# Required work
Determine how many lines carry the word "type". Output that number only.

Start

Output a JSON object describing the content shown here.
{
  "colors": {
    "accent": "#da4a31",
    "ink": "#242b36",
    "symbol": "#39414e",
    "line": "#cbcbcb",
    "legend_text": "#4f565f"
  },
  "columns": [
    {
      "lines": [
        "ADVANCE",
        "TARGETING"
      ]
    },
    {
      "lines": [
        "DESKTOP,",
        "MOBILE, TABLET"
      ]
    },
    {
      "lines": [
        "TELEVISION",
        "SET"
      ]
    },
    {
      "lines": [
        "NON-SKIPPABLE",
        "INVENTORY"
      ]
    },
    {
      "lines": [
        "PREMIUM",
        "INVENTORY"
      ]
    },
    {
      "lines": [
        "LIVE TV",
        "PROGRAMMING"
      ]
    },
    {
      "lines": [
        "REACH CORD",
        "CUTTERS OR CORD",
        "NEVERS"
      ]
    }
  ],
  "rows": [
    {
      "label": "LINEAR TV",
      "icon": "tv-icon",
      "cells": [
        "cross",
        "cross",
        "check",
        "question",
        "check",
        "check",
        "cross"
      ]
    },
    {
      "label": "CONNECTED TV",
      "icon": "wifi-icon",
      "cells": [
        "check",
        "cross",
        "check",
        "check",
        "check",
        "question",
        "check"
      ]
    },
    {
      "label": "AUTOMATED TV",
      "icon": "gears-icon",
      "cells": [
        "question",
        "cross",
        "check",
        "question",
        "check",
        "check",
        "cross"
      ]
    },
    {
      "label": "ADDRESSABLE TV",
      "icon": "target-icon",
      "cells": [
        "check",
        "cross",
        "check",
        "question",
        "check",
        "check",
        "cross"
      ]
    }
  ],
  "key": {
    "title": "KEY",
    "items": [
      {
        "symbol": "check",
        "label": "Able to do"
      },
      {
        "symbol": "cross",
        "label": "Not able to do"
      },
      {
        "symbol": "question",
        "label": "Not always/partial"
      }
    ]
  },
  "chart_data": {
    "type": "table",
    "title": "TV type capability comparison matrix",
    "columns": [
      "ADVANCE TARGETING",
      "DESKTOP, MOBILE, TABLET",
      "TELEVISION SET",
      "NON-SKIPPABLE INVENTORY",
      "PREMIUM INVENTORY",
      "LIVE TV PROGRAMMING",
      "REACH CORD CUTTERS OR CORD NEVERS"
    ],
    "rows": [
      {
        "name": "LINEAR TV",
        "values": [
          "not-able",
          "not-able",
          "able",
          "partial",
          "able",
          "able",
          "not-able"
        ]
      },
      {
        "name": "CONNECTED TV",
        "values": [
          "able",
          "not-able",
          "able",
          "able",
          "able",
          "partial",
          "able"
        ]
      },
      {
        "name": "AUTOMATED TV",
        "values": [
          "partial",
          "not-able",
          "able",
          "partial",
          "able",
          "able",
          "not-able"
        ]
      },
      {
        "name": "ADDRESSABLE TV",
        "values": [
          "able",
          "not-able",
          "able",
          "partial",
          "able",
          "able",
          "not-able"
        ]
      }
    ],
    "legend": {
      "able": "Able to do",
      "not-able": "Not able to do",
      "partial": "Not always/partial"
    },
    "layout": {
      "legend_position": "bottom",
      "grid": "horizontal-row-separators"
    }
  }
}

End

# Task result
2